— Start GIVEN DATA —

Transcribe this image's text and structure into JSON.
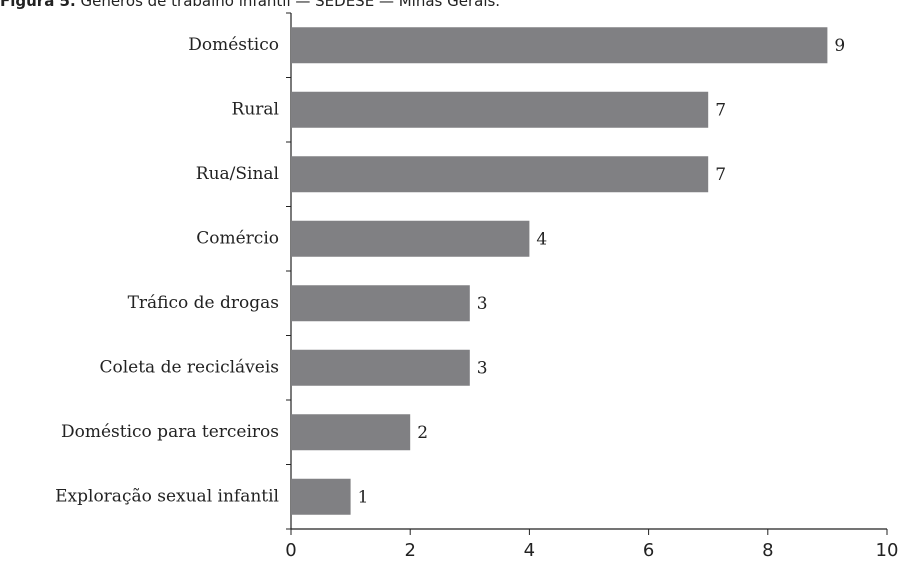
{
  "chart_data": {
    "type": "bar",
    "orientation": "horizontal",
    "title_label": "Figura 5.",
    "title": "Gêneros de trabalho infantil — SEDESE — Minas Gerais.",
    "categories": [
      "Doméstico",
      "Rural",
      "Rua/Sinal",
      "Comércio",
      "Tráfico de drogas",
      "Coleta de recicláveis",
      "Doméstico para terceiros",
      "Exploração sexual infantil"
    ],
    "values": [
      9,
      7,
      7,
      4,
      3,
      3,
      2,
      1
    ],
    "color": "#808083",
    "xlim": [
      0,
      10
    ],
    "xticks": [
      0,
      2,
      4,
      6,
      8,
      10
    ],
    "grid": false
  }
}
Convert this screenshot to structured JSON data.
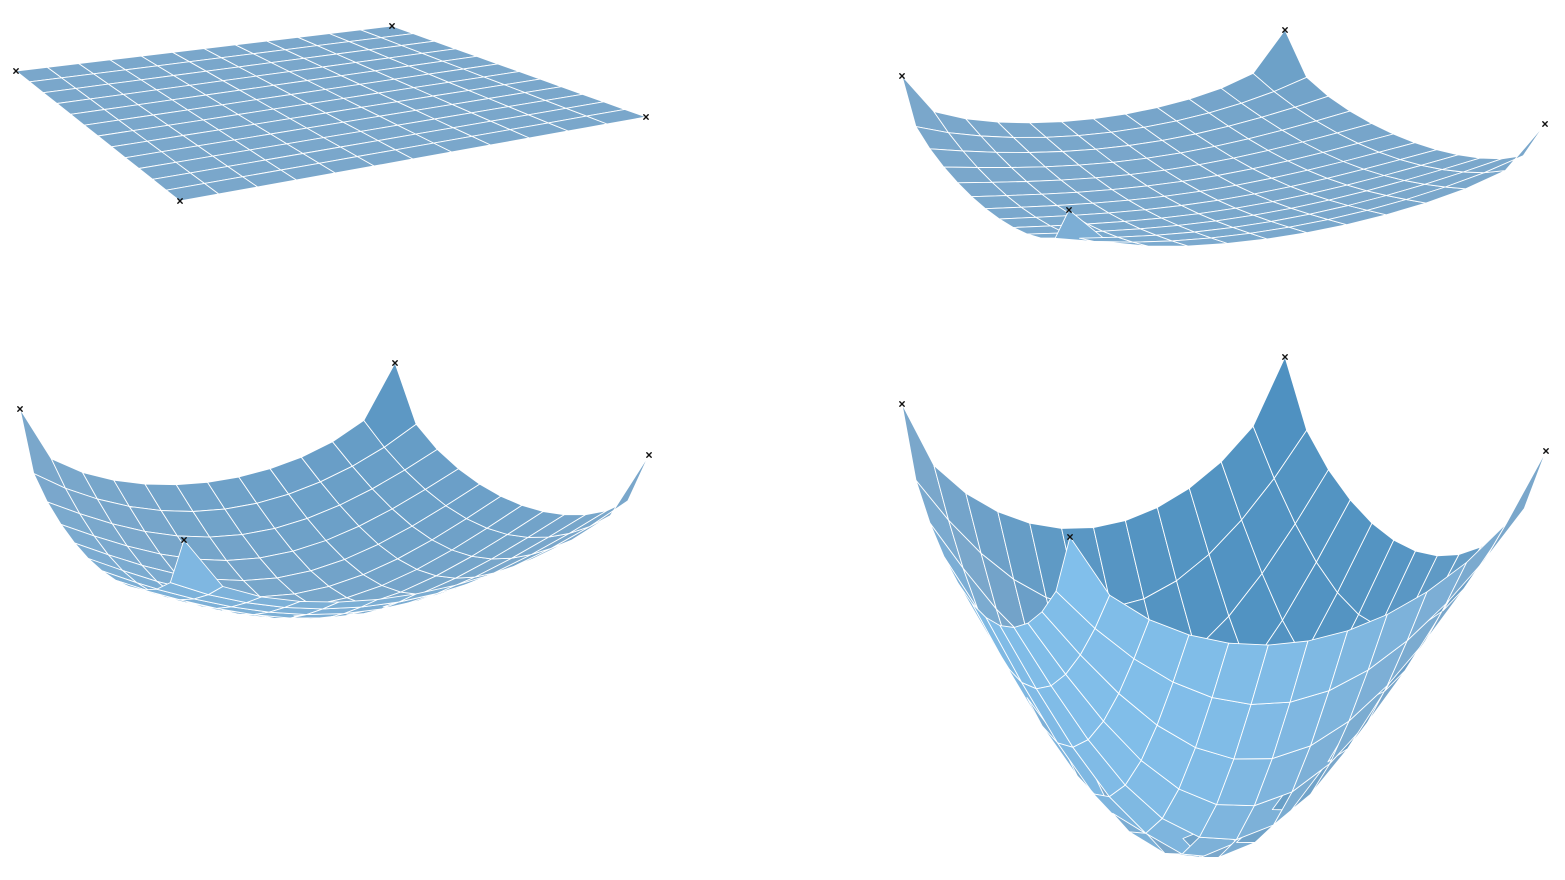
{
  "figure": {
    "description_type": "membrane-deformation-sequence",
    "grid": {
      "rows": 12,
      "cols": 12
    },
    "panels": [
      {
        "id": "panel-1",
        "deformation_level": 0.0
      },
      {
        "id": "panel-2",
        "deformation_level": 0.33
      },
      {
        "id": "panel-3",
        "deformation_level": 0.66
      },
      {
        "id": "panel-4",
        "deformation_level": 1.0
      }
    ],
    "pinned_corners": 4,
    "colors": {
      "surface_light": "#82c2ef",
      "surface_mid": "#7aa7cb",
      "surface_dark": "#4a8fc0",
      "grid_lines": "#ffffff",
      "pin_marker": "#111111"
    }
  }
}
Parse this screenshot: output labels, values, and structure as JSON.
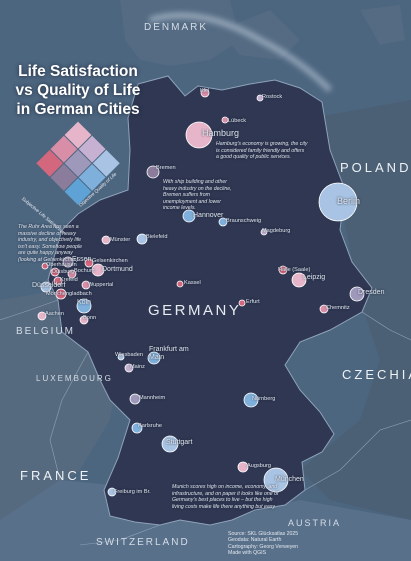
{
  "title": [
    "Life Satisfaction",
    "vs Quality of Life",
    "in German Cities"
  ],
  "legend": {
    "x_axis": "Objective Quality of Life",
    "y_axis": "Subjective Life Satisfaction",
    "colors": [
      "#e6b5c9",
      "#c7b1d2",
      "#a8c3e3",
      "#d98ea8",
      "#9e98bb",
      "#7fb0dc",
      "#d2677e",
      "#8b7c9c",
      "#5fa3d6"
    ]
  },
  "countries": {
    "germany": "GERMANY",
    "poland": "POLAND",
    "czechia": "CZECHIA",
    "belgium": "BELGIUM",
    "luxembourg": "LUXEMBOURG",
    "france": "FRANCE",
    "switzerland": "SWITZERLAND",
    "austria": "AUSTRIA",
    "denmark": "DENMARK"
  },
  "cities": [
    {
      "name": "Hamburg",
      "color": "#e6b5c9"
    },
    {
      "name": "Berlin",
      "color": "#a8c3e3"
    },
    {
      "name": "Bremen",
      "color": "#8b7c9c"
    },
    {
      "name": "Kiel",
      "color": "#d98ea8"
    },
    {
      "name": "Rostock",
      "color": "#c7b1d2"
    },
    {
      "name": "Lübeck",
      "color": "#d98ea8"
    },
    {
      "name": "Hannover",
      "color": "#7fb0dc"
    },
    {
      "name": "Braunschweig",
      "color": "#7fb0dc"
    },
    {
      "name": "Magdeburg",
      "color": "#c7b1d2"
    },
    {
      "name": "Bielefeld",
      "color": "#a8c3e3"
    },
    {
      "name": "Münster",
      "color": "#e6b5c9"
    },
    {
      "name": "Halle (Saale)",
      "color": "#d2677e"
    },
    {
      "name": "Leipzig",
      "color": "#e6b5c9"
    },
    {
      "name": "Dresden",
      "color": "#9e98bb"
    },
    {
      "name": "Chemnitz",
      "color": "#d98ea8"
    },
    {
      "name": "Erfurt",
      "color": "#d2677e"
    },
    {
      "name": "Kassel",
      "color": "#d2677e"
    },
    {
      "name": "Essen",
      "color": "#8b7c9c"
    },
    {
      "name": "Dortmund",
      "color": "#e6b5c9"
    },
    {
      "name": "Gelsenkirchen",
      "color": "#d2677e"
    },
    {
      "name": "Duisburg",
      "color": "#d2677e"
    },
    {
      "name": "Bochum",
      "color": "#d98ea8"
    },
    {
      "name": "Oberhausen",
      "color": "#d2677e"
    },
    {
      "name": "Krefeld",
      "color": "#d2677e"
    },
    {
      "name": "Wuppertal",
      "color": "#d98ea8"
    },
    {
      "name": "Düsseldorf",
      "color": "#a8c3e3"
    },
    {
      "name": "Mönchengladbach",
      "color": "#d2677e"
    },
    {
      "name": "Köln",
      "color": "#7fb0dc"
    },
    {
      "name": "Bonn",
      "color": "#e6b5c9"
    },
    {
      "name": "Aachen",
      "color": "#e6b5c9"
    },
    {
      "name": "Frankfurt am Main",
      "color": "#7fb0dc"
    },
    {
      "name": "Wiesbaden",
      "color": "#a8c3e3"
    },
    {
      "name": "Mainz",
      "color": "#c7b1d2"
    },
    {
      "name": "Mannheim",
      "color": "#9e98bb"
    },
    {
      "name": "Karlsruhe",
      "color": "#7fb0dc"
    },
    {
      "name": "Stuttgart",
      "color": "#a8c3e3"
    },
    {
      "name": "Nürnberg",
      "color": "#7fb0dc"
    },
    {
      "name": "Augsburg",
      "color": "#e6b5c9"
    },
    {
      "name": "München",
      "color": "#a8c3e3"
    },
    {
      "name": "Freiburg im Br.",
      "color": "#a8c3e3"
    }
  ],
  "notes": {
    "hamburg": "Hamburg's economy is growing, the city is considered family friendly and offers a good quality of public services.",
    "bremen": "With ship building and other heavy industry on the decline, Bremen suffers from unemployment and lower income levels.",
    "ruhr": "The Ruhr Area has seen a massive decline of heavy industry, and objectively life isn't easy. Somehow people are quite happy anyway (looking at Gelsenkirchen).",
    "munich": "Munich scores high on income, economy, and infrastructure, and on paper it looks like one of Germany's best places to live – but the high living costs make life there anything but easy."
  },
  "source": [
    "Source: SKL Glücksatlas 2025",
    "Geodata: Natural Earth",
    "Cartography: Georg Verweyen",
    "Made with QGIS"
  ]
}
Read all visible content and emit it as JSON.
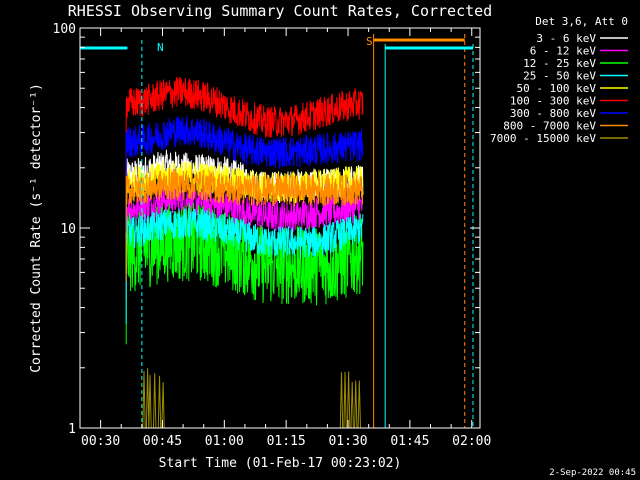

— End GIVEN DATA —

Pictures in the data above should not be copied; transcribe everything else exactly.

ANSWER TO THE EXERCISE
Transcribe this image's text and structure into JSON.
{
  "chart_data": {
    "type": "bar",
    "orientation": "horizontal",
    "title_label": "Figura 5.",
    "title": "Gêneros de trabalho infantil — SEDESE — Minas Gerais.",
    "categories": [
      "Doméstico",
      "Rural",
      "Rua/Sinal",
      "Comércio",
      "Tráfico de drogas",
      "Coleta de recicláveis",
      "Doméstico para terceiros",
      "Exploração sexual infantil"
    ],
    "values": [
      9,
      7,
      7,
      4,
      3,
      3,
      2,
      1
    ],
    "color": "#808083",
    "xlim": [
      0,
      10
    ],
    "xticks": [
      0,
      2,
      4,
      6,
      8,
      10
    ],
    "grid": false
  }
}
Convert this screenshot to structured JSON data.
{
  "figure": {
    "description_type": "membrane-deformation-sequence",
    "grid": {
      "rows": 12,
      "cols": 12
    },
    "panels": [
      {
        "id": "panel-1",
        "deformation_level": 0.0
      },
      {
        "id": "panel-2",
        "deformation_level": 0.33
      },
      {
        "id": "panel-3",
        "deformation_level": 0.66
      },
      {
        "id": "panel-4",
        "deformation_level": 1.0
      }
    ],
    "pinned_corners": 4,
    "colors": {
      "surface_light": "#82c2ef",
      "surface_mid": "#7aa7cb",
      "surface_dark": "#4a8fc0",
      "grid_lines": "#ffffff",
      "pin_marker": "#111111"
    }
  }
}
Parse this screenshot: output labels, values, and structure as JSON.
{
  "title": [
    "Life Satisfaction",
    "vs Quality of Life",
    "in German Cities"
  ],
  "legend": {
    "x_axis": "Objective Quality of Life",
    "y_axis": "Subjective Life Satisfaction",
    "colors": [
      "#e6b5c9",
      "#c7b1d2",
      "#a8c3e3",
      "#d98ea8",
      "#9e98bb",
      "#7fb0dc",
      "#d2677e",
      "#8b7c9c",
      "#5fa3d6"
    ]
  },
  "countries": {
    "germany": "GERMANY",
    "poland": "POLAND",
    "czechia": "CZECHIA",
    "belgium": "BELGIUM",
    "luxembourg": "LUXEMBOURG",
    "france": "FRANCE",
    "switzerland": "SWITZERLAND",
    "austria": "AUSTRIA",
    "denmark": "DENMARK"
  },
  "cities": [
    {
      "name": "Hamburg",
      "color": "#e6b5c9"
    },
    {
      "name": "Berlin",
      "color": "#a8c3e3"
    },
    {
      "name": "Bremen",
      "color": "#8b7c9c"
    },
    {
      "name": "Kiel",
      "color": "#d98ea8"
    },
    {
      "name": "Rostock",
      "color": "#c7b1d2"
    },
    {
      "name": "Lübeck",
      "color": "#d98ea8"
    },
    {
      "name": "Hannover",
      "color": "#7fb0dc"
    },
    {
      "name": "Braunschweig",
      "color": "#7fb0dc"
    },
    {
      "name": "Magdeburg",
      "color": "#c7b1d2"
    },
    {
      "name": "Bielefeld",
      "color": "#a8c3e3"
    },
    {
      "name": "Münster",
      "color": "#e6b5c9"
    },
    {
      "name": "Halle (Saale)",
      "color": "#d2677e"
    },
    {
      "name": "Leipzig",
      "color": "#e6b5c9"
    },
    {
      "name": "Dresden",
      "color": "#9e98bb"
    },
    {
      "name": "Chemnitz",
      "color": "#d98ea8"
    },
    {
      "name": "Erfurt",
      "color": "#d2677e"
    },
    {
      "name": "Kassel",
      "color": "#d2677e"
    },
    {
      "name": "Essen",
      "color": "#8b7c9c"
    },
    {
      "name": "Dortmund",
      "color": "#e6b5c9"
    },
    {
      "name": "Gelsenkirchen",
      "color": "#d2677e"
    },
    {
      "name": "Duisburg",
      "color": "#d2677e"
    },
    {
      "name": "Bochum",
      "color": "#d98ea8"
    },
    {
      "name": "Oberhausen",
      "color": "#d2677e"
    },
    {
      "name": "Krefeld",
      "color": "#d2677e"
    },
    {
      "name": "Wuppertal",
      "color": "#d98ea8"
    },
    {
      "name": "Düsseldorf",
      "color": "#a8c3e3"
    },
    {
      "name": "Mönchengladbach",
      "color": "#d2677e"
    },
    {
      "name": "Köln",
      "color": "#7fb0dc"
    },
    {
      "name": "Bonn",
      "color": "#e6b5c9"
    },
    {
      "name": "Aachen",
      "color": "#e6b5c9"
    },
    {
      "name": "Frankfurt am Main",
      "color": "#7fb0dc"
    },
    {
      "name": "Wiesbaden",
      "color": "#a8c3e3"
    },
    {
      "name": "Mainz",
      "color": "#c7b1d2"
    },
    {
      "name": "Mannheim",
      "color": "#9e98bb"
    },
    {
      "name": "Karlsruhe",
      "color": "#7fb0dc"
    },
    {
      "name": "Stuttgart",
      "color": "#a8c3e3"
    },
    {
      "name": "Nürnberg",
      "color": "#7fb0dc"
    },
    {
      "name": "Augsburg",
      "color": "#e6b5c9"
    },
    {
      "name": "München",
      "color": "#a8c3e3"
    },
    {
      "name": "Freiburg im Br.",
      "color": "#a8c3e3"
    }
  ],
  "notes": {
    "hamburg": "Hamburg's economy is growing, the city is considered family friendly and offers a good quality of public services.",
    "bremen": "With ship building and other heavy industry on the decline, Bremen suffers from unemployment and lower income levels.",
    "ruhr": "The Ruhr Area has seen a massive decline of heavy industry, and objectively life isn't easy. Somehow people are quite happy anyway (looking at Gelsenkirchen).",
    "munich": "Munich scores high on income, economy, and infrastructure, and on paper it looks like one of Germany's best places to live – but the high living costs make life there anything but easy."
  },
  "source": [
    "Source: SKL Glücksatlas 2025",
    "Geodata: Natural Earth",
    "Cartography: Georg Verweyen",
    "Made with QGIS"
  ]
}
Read all visible content and emit it as JSON.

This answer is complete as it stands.